TASK TO CARRY OUT —
Retype all the records with nothing changed.

####################

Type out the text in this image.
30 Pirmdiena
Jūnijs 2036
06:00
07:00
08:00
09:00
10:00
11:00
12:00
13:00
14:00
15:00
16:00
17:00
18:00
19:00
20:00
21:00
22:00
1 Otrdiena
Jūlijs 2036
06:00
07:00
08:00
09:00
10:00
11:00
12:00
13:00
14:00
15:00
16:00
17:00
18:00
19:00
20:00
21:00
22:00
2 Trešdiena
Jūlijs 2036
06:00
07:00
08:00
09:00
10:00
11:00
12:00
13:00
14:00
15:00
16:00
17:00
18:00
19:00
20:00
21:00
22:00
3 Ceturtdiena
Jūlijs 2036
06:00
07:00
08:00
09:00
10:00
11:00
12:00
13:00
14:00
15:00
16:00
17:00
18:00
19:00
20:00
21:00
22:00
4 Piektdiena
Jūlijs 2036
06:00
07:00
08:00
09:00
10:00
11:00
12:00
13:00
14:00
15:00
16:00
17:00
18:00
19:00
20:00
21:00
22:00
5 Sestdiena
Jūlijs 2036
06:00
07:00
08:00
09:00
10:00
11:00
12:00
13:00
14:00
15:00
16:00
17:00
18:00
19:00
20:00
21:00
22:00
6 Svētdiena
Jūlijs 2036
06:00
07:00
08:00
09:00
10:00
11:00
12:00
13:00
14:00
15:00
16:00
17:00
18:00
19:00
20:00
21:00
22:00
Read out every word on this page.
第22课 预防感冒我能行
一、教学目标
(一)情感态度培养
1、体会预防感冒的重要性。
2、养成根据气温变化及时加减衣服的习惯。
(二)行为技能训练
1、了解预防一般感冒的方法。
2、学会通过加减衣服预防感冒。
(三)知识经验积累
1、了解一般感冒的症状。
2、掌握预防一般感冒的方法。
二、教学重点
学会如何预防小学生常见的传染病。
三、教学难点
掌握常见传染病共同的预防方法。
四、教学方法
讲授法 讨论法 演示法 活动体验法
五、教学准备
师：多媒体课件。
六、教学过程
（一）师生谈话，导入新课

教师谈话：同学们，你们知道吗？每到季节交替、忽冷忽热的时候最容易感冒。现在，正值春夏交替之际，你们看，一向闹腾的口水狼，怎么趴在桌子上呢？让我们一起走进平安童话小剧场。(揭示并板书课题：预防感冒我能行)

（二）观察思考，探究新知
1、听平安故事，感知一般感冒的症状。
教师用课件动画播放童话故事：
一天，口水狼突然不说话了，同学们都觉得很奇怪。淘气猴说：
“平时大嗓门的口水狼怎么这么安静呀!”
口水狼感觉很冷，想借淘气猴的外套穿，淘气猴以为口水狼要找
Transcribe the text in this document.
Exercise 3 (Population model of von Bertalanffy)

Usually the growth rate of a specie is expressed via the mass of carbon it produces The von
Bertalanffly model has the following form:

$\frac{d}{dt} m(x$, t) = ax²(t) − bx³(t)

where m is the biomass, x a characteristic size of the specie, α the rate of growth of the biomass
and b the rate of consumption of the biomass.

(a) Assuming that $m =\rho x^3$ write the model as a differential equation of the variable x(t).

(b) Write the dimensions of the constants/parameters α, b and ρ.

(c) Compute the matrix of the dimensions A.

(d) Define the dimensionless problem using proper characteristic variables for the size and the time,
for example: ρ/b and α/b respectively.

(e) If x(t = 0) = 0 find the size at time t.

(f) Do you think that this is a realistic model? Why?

####################

ANSWER BELOW —
Type out the text in this image.
30 Pirmdiena
Jūnijs 2036
06:00
07:00
08:00
09:00
10:00
11:00
12:00
13:00
14:00
15:00
16:00
17:00
18:00
19:00
20:00
21:00
22:00
1 Otrdiena
Jūlijs 2036
06:00
07:00
08:00
09:00
10:00
11:00
12:00
13:00
14:00
15:00
16:00
17:00
18:00
19:00
20:00
21:00
22:00
2 Trešdiena
Jūlijs 2036
06:00
07:00
08:00
09:00
10:00
11:00
12:00
13:00
14:00
15:00
16:00
17:00
18:00
19:00
20:00
21:00
22:00
3 Ceturtdiena
Jūlijs 2036
06:00
07:00
08:00
09:00
10:00
11:00
12:00
13:00
14:00
15:00
16:00
17:00
18:00
19:00
20:00
21:00
22:00
4 Piektdiena
Jūlijs 2036
06:00
07:00
08:00
09:00
10:00
11:00
12:00
13:00
14:00
15:00
16:00
17:00
18:00
19:00
20:00
21:00
22:00
5 Sestdiena
Jūlijs 2036
06:00
07:00
08:00
09:00
10:00
11:00
12:00
13:00
14:00
15:00
16:00
17:00
18:00
19:00
20:00
21:00
22:00
6 Svētdiena
Jūlijs 2036
06:00
07:00
08:00
09:00
10:00
11:00
12:00
13:00
14:00
15:00
16:00
17:00
18:00
19:00
20:00
21:00
22:00
Read out every word on this page.
第22课 预防感冒我能行
一、教学目标
(一)情感态度培养
1、体会预防感冒的重要性。
2、养成根据气温变化及时加减衣服的习惯。
(二)行为技能训练
1、了解预防一般感冒的方法。
2、学会通过加减衣服预防感冒。
(三)知识经验积累
1、了解一般感冒的症状。
2、掌握预防一般感冒的方法。
二、教学重点
学会如何预防小学生常见的传染病。
三、教学难点
掌握常见传染病共同的预防方法。
四、教学方法
讲授法 讨论法 演示法 活动体验法
五、教学准备
师：多媒体课件。
六、教学过程
（一）师生谈话，导入新课

教师谈话：同学们，你们知道吗？每到季节交替、忽冷忽热的时候最容易感冒。现在，正值春夏交替之际，你们看，一向闹腾的口水狼，怎么趴在桌子上呢？让我们一起走进平安童话小剧场。(揭示并板书课题：预防感冒我能行)

（二）观察思考，探究新知
1、听平安故事，感知一般感冒的症状。
教师用课件动画播放童话故事：
一天，口水狼突然不说话了，同学们都觉得很奇怪。淘气猴说：
“平时大嗓门的口水狼怎么这么安静呀!”
口水狼感觉很冷，想借淘气猴的外套穿，淘气猴以为口水狼要找
Transcribe the text in this document.
Exercise 3 (Population model of von Bertalanffy)

Usually the growth rate of a specie is expressed via the mass of carbon it produces The von
Bertalanffly model has the following form:

$\frac{d}{dt} m(x$, t) = ax²(t) − bx³(t)

where m is the biomass, x a characteristic size of the specie, α the rate of growth of the biomass
and b the rate of consumption of the biomass.

(a) Assuming that $m =\rho x^3$ write the model as a differential equation of the variable x(t).

(b) Write the dimensions of the constants/parameters α, b and ρ.

(c) Compute the matrix of the dimensions A.

(d) Define the dimensionless problem using proper characteristic variables for the size and the time,
for example: ρ/b and α/b respectively.

(e) If x(t = 0) = 0 find the size at time t.

(f) Do you think that this is a realistic model? Why?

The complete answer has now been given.